• Task description: Give every line of the material again, exactly as written.

Rows from a dataset:
______

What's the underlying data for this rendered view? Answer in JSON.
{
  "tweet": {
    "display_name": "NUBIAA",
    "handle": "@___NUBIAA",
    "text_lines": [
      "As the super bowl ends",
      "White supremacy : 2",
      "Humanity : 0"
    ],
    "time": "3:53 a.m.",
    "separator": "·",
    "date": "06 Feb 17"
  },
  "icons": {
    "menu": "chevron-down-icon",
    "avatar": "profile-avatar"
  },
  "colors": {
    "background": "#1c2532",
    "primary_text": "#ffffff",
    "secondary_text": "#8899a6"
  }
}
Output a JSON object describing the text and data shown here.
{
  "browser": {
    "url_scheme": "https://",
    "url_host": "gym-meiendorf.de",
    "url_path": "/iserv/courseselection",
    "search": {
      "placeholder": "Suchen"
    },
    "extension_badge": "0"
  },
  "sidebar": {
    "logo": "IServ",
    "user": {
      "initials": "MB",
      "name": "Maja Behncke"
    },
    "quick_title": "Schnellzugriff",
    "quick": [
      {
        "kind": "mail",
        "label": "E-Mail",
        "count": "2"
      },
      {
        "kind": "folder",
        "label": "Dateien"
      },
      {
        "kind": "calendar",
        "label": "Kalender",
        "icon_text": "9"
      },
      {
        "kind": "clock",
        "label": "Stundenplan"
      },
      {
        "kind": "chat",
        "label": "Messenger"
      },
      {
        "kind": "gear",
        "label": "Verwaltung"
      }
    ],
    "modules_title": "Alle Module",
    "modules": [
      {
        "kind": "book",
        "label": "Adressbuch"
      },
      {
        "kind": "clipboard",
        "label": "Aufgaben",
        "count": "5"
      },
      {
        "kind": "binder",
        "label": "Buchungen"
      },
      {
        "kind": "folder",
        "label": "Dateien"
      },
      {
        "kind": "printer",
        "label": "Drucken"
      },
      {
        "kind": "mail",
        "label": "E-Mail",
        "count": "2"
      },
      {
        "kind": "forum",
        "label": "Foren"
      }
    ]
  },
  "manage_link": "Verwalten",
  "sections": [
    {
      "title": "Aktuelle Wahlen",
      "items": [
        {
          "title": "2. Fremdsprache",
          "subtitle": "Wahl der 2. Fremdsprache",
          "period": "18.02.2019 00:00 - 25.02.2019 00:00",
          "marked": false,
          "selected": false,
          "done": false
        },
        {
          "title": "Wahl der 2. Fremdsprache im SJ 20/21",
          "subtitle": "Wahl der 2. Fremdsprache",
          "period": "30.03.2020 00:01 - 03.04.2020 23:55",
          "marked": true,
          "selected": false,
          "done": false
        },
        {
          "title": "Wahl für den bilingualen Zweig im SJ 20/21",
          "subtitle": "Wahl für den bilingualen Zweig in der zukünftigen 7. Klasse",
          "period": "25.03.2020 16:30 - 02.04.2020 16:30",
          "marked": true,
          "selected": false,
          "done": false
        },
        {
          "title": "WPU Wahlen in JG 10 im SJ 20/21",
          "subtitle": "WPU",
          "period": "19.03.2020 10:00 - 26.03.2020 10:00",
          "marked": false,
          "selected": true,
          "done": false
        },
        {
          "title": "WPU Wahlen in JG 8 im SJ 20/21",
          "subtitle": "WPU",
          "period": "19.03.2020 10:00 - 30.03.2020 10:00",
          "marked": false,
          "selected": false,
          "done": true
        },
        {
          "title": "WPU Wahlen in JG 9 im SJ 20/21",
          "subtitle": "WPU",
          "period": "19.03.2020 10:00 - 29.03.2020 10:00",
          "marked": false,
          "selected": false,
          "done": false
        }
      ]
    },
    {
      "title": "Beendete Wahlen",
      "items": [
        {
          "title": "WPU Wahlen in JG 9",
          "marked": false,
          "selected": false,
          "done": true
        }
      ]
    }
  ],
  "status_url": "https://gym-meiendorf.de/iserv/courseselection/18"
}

______

• Exercise result:
What's the underlying data for this rendered view? Answer in JSON.
{
  "tweet": {
    "display_name": "NUBIAA",
    "handle": "@___NUBIAA",
    "text_lines": [
      "As the super bowl ends",
      "White supremacy : 2",
      "Humanity : 0"
    ],
    "time": "3:53 a.m.",
    "separator": "·",
    "date": "06 Feb 17"
  },
  "icons": {
    "menu": "chevron-down-icon",
    "avatar": "profile-avatar"
  },
  "colors": {
    "background": "#1c2532",
    "primary_text": "#ffffff",
    "secondary_text": "#8899a6"
  }
}
Output a JSON object describing the text and data shown here.
{
  "browser": {
    "url_scheme": "https://",
    "url_host": "gym-meiendorf.de",
    "url_path": "/iserv/courseselection",
    "search": {
      "placeholder": "Suchen"
    },
    "extension_badge": "0"
  },
  "sidebar": {
    "logo": "IServ",
    "user": {
      "initials": "MB",
      "name": "Maja Behncke"
    },
    "quick_title": "Schnellzugriff",
    "quick": [
      {
        "kind": "mail",
        "label": "E-Mail",
        "count": "2"
      },
      {
        "kind": "folder",
        "label": "Dateien"
      },
      {
        "kind": "calendar",
        "label": "Kalender",
        "icon_text": "9"
      },
      {
        "kind": "clock",
        "label": "Stundenplan"
      },
      {
        "kind": "chat",
        "label": "Messenger"
      },
      {
        "kind": "gear",
        "label": "Verwaltung"
      }
    ],
    "modules_title": "Alle Module",
    "modules": [
      {
        "kind": "book",
        "label": "Adressbuch"
      },
      {
        "kind": "clipboard",
        "label": "Aufgaben",
        "count": "5"
      },
      {
        "kind": "binder",
        "label": "Buchungen"
      },
      {
        "kind": "folder",
        "label": "Dateien"
      },
      {
        "kind": "printer",
        "label": "Drucken"
      },
      {
        "kind": "mail",
        "label": "E-Mail",
        "count": "2"
      },
      {
        "kind": "forum",
        "label": "Foren"
      }
    ]
  },
  "manage_link": "Verwalten",
  "sections": [
    {
      "title": "Aktuelle Wahlen",
      "items": [
        {
          "title": "2. Fremdsprache",
          "subtitle": "Wahl der 2. Fremdsprache",
          "period": "18.02.2019 00:00 - 25.02.2019 00:00",
          "marked": false,
          "selected": false,
          "done": false
        },
        {
          "title": "Wahl der 2. Fremdsprache im SJ 20/21",
          "subtitle": "Wahl der 2. Fremdsprache",
          "period": "30.03.2020 00:01 - 03.04.2020 23:55",
          "marked": true,
          "selected": false,
          "done": false
        },
        {
          "title": "Wahl für den bilingualen Zweig im SJ 20/21",
          "subtitle": "Wahl für den bilingualen Zweig in der zukünftigen 7. Klasse",
          "period": "25.03.2020 16:30 - 02.04.2020 16:30",
          "marked": true,
          "selected": false,
          "done": false
        },
        {
          "title": "WPU Wahlen in JG 10 im SJ 20/21",
          "subtitle": "WPU",
          "period": "19.03.2020 10:00 - 26.03.2020 10:00",
          "marked": false,
          "selected": true,
          "done": false
        },
        {
          "title": "WPU Wahlen in JG 8 im SJ 20/21",
          "subtitle": "WPU",
          "period": "19.03.2020 10:00 - 30.03.2020 10:00",
          "marked": false,
          "selected": false,
          "done": true
        },
        {
          "title": "WPU Wahlen in JG 9 im SJ 20/21",
          "subtitle": "WPU",
          "period": "19.03.2020 10:00 - 29.03.2020 10:00",
          "marked": false,
          "selected": false,
          "done": false
        }
      ]
    },
    {
      "title": "Beendete Wahlen",
      "items": [
        {
          "title": "WPU Wahlen in JG 9",
          "marked": false,
          "selected": false,
          "done": true
        }
      ]
    }
  ],
  "status_url": "https://gym-meiendorf.de/iserv/courseselection/18"
}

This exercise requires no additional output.